▶ **Listed entries**:
==*==
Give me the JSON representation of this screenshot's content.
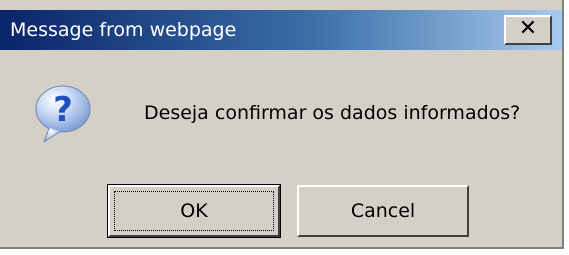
{
  "window": {
    "title": "Message from webpage",
    "close_label": "✕"
  },
  "dialog": {
    "icon": "question-icon",
    "message": "Deseja confirmar os dados informados?"
  },
  "buttons": {
    "ok_label": "OK",
    "cancel_label": "Cancel"
  },
  "colors": {
    "titlebar_start": "#0a246a",
    "titlebar_end": "#a6caf0",
    "dialog_bg": "#d4d0c8",
    "icon_blue": "#3a6fd8"
  }
}
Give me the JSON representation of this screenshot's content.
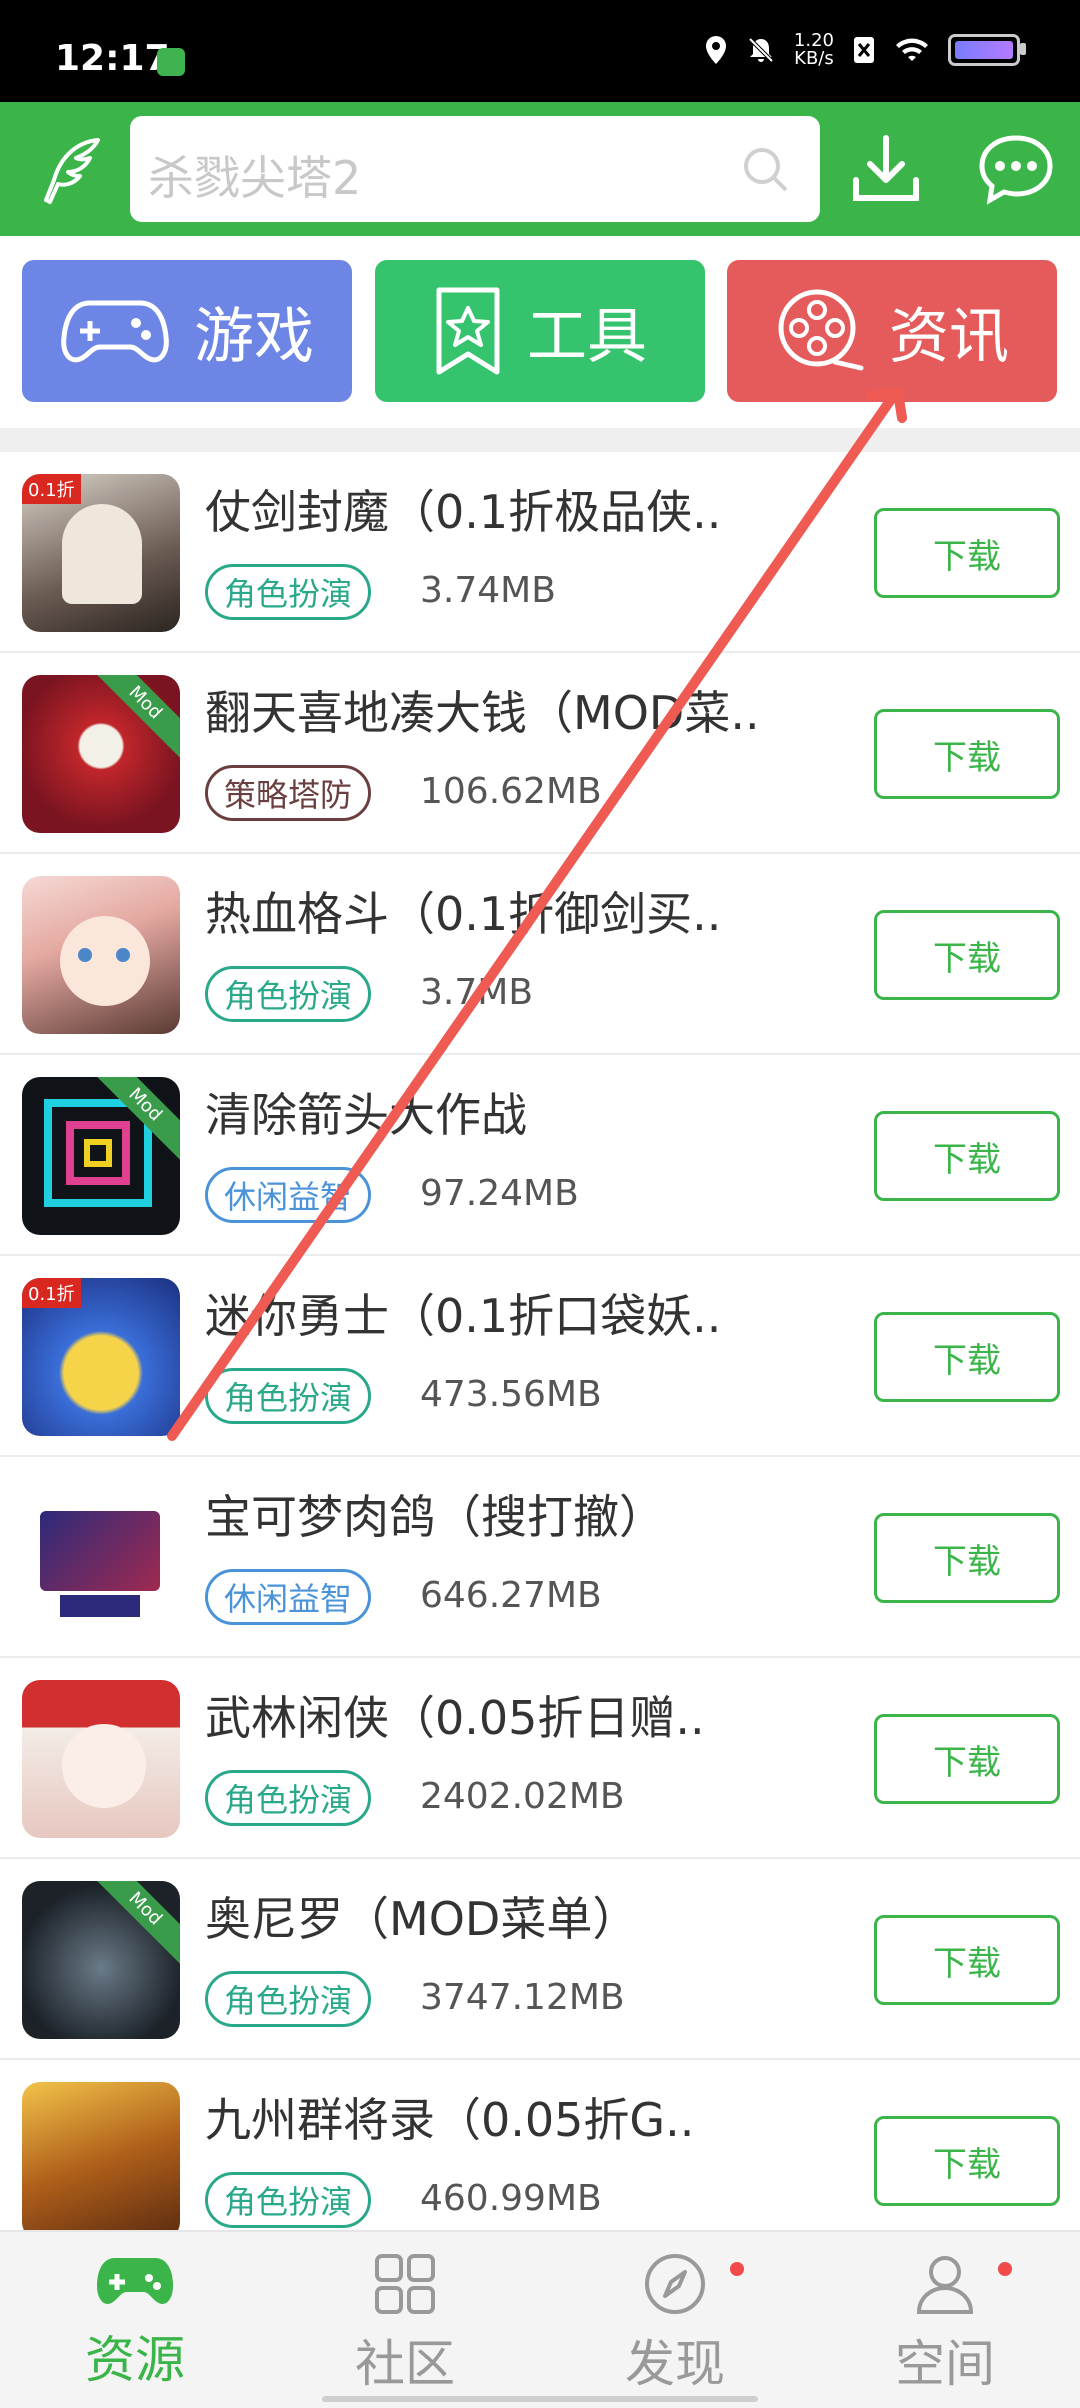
{
  "status_bar": {
    "time": "12:17",
    "speed_value": "1.20",
    "speed_unit": "KB/s"
  },
  "search": {
    "placeholder": "杀戮尖塔2"
  },
  "categories": [
    {
      "label": "游戏",
      "color": "#6d86e6"
    },
    {
      "label": "工具",
      "color": "#35c36d"
    },
    {
      "label": "资讯",
      "color": "#e55a5a"
    }
  ],
  "download_label": "下载",
  "apps": [
    {
      "name": "仗剑封魔（0.1折极品侠..",
      "tag": "角色扮演",
      "size": "3.74MB"
    },
    {
      "name": "翻天喜地凑大钱（MOD菜..",
      "tag": "策略塔防",
      "size": "106.62MB"
    },
    {
      "name": "热血格斗（0.1折御剑买..",
      "tag": "角色扮演",
      "size": "3.7MB"
    },
    {
      "name": "清除箭头大作战",
      "tag": "休闲益智",
      "size": "97.24MB"
    },
    {
      "name": "迷你勇士（0.1折口袋妖..",
      "tag": "角色扮演",
      "size": "473.56MB"
    },
    {
      "name": "宝可梦肉鸽（搜打撤）",
      "tag": "休闲益智",
      "size": "646.27MB"
    },
    {
      "name": "武林闲侠（0.05折日赠..",
      "tag": "角色扮演",
      "size": "2402.02MB"
    },
    {
      "name": "奥尼罗（MOD菜单）",
      "tag": "角色扮演",
      "size": "3747.12MB"
    },
    {
      "name": "九州群将录（0.05折G..",
      "tag": "角色扮演",
      "size": "460.99MB"
    }
  ],
  "nav": [
    {
      "label": "资源",
      "active": true
    },
    {
      "label": "社区"
    },
    {
      "label": "发现"
    },
    {
      "label": "空间"
    }
  ]
}
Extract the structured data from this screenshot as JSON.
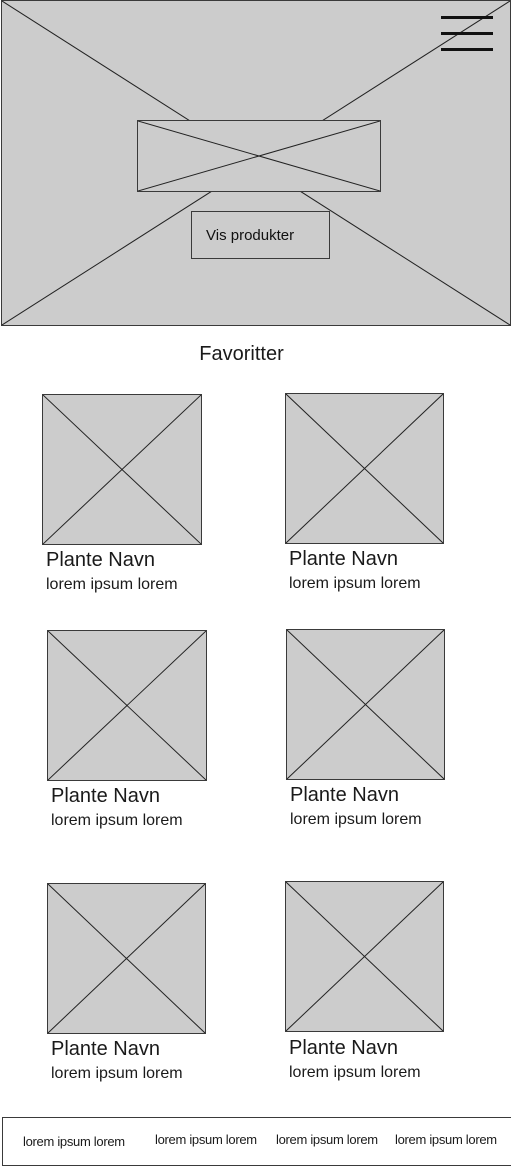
==*==
Search the lines for "name". Copy each line that has it.

▶ **Answer for this exercise**:
      "name": "仗剑封魔（0.1折极品侠..",
      "name": "翻天喜地凑大钱（MOD菜..",
      "name": "热血格斗（0.1折御剑买..",
      "name": "清除箭头大作战",
      "name": "迷你勇士（0.1折口袋妖..",
      "name": "宝可梦肉鸽（搜打撤）",
      "name": "武林闲侠（0.05折日赠..",
      "name": "奥尼罗（MOD菜单）",
      "name": "九州群将录（0.05折G..",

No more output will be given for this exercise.